→ **Data for this task**:
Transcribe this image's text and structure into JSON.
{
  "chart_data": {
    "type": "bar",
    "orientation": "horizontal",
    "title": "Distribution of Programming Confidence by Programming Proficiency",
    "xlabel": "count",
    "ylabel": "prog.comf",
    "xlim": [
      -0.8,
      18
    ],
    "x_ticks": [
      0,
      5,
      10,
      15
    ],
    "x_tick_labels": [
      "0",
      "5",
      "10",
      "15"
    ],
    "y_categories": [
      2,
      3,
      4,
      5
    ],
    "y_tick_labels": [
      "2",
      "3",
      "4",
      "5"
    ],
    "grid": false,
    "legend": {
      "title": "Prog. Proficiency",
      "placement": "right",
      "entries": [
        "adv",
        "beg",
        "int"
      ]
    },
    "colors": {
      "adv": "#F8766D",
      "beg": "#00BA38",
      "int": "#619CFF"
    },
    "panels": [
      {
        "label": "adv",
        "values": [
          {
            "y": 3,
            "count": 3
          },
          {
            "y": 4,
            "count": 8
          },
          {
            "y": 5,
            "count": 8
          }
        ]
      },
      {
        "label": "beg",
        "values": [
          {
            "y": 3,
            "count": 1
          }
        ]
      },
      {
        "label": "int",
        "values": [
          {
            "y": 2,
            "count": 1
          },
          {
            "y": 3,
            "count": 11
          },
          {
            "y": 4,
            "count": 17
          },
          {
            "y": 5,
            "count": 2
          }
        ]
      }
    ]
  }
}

→ **Required task**: Send back each record exactly as it stands.

→ **Output for this task**:
Transcribe this image's text and structure into JSON.
{
  "chart_data": {
    "type": "bar",
    "orientation": "horizontal",
    "title": "Distribution of Programming Confidence by Programming Proficiency",
    "xlabel": "count",
    "ylabel": "prog.comf",
    "xlim": [
      -0.8,
      18
    ],
    "x_ticks": [
      0,
      5,
      10,
      15
    ],
    "x_tick_labels": [
      "0",
      "5",
      "10",
      "15"
    ],
    "y_categories": [
      2,
      3,
      4,
      5
    ],
    "y_tick_labels": [
      "2",
      "3",
      "4",
      "5"
    ],
    "grid": false,
    "legend": {
      "title": "Prog. Proficiency",
      "placement": "right",
      "entries": [
        "adv",
        "beg",
        "int"
      ]
    },
    "colors": {
      "adv": "#F8766D",
      "beg": "#00BA38",
      "int": "#619CFF"
    },
    "panels": [
      {
        "label": "adv",
        "values": [
          {
            "y": 3,
            "count": 3
          },
          {
            "y": 4,
            "count": 8
          },
          {
            "y": 5,
            "count": 8
          }
        ]
      },
      {
        "label": "beg",
        "values": [
          {
            "y": 3,
            "count": 1
          }
        ]
      },
      {
        "label": "int",
        "values": [
          {
            "y": 2,
            "count": 1
          },
          {
            "y": 3,
            "count": 11
          },
          {
            "y": 4,
            "count": 17
          },
          {
            "y": 5,
            "count": 2
          }
        ]
      }
    ]
  }
}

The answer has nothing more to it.